Given problem
Restate the whole of the material. Keep every word, and drop the pictures.

Data lines
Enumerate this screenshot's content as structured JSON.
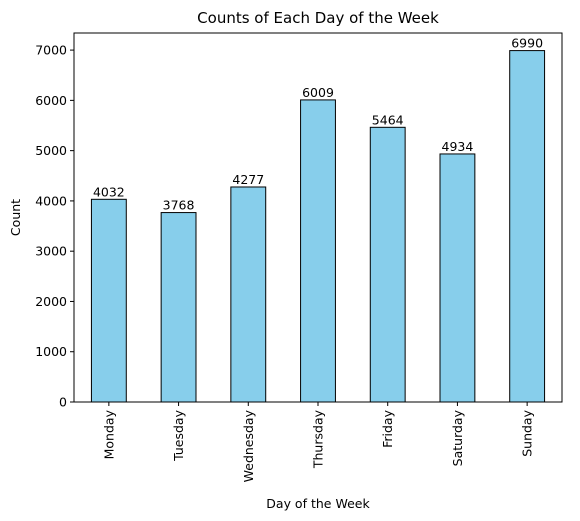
{
  "chart_data": {
    "type": "bar",
    "title": "Counts of Each Day of the Week",
    "xlabel": "Day of the Week",
    "ylabel": "Count",
    "categories": [
      "Monday",
      "Tuesday",
      "Wednesday",
      "Thursday",
      "Friday",
      "Saturday",
      "Sunday"
    ],
    "values": [
      4032,
      3768,
      4277,
      6009,
      5464,
      4934,
      6990
    ],
    "ylim": [
      0,
      7340
    ],
    "yticks": [
      0,
      1000,
      2000,
      3000,
      4000,
      5000,
      6000,
      7000
    ],
    "grid": false,
    "legend": "none",
    "bar_color": "#87ceeb",
    "edge_color": "#000000"
  }
}
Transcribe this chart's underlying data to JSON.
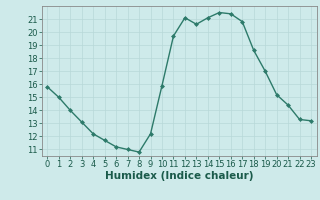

Solution for this task
Enumerate this screenshot's content as structured JSON.
{
  "chart_data": {
    "type": "bar",
    "title": "Counts of Each Day of the Week",
    "xlabel": "Day of the Week",
    "ylabel": "Count",
    "categories": [
      "Monday",
      "Tuesday",
      "Wednesday",
      "Thursday",
      "Friday",
      "Saturday",
      "Sunday"
    ],
    "values": [
      4032,
      3768,
      4277,
      6009,
      5464,
      4934,
      6990
    ],
    "ylim": [
      0,
      7340
    ],
    "yticks": [
      0,
      1000,
      2000,
      3000,
      4000,
      5000,
      6000,
      7000
    ],
    "grid": false,
    "legend": "none",
    "bar_color": "#87ceeb",
    "edge_color": "#000000"
  }
}
Transcribe this chart's underlying data to JSON.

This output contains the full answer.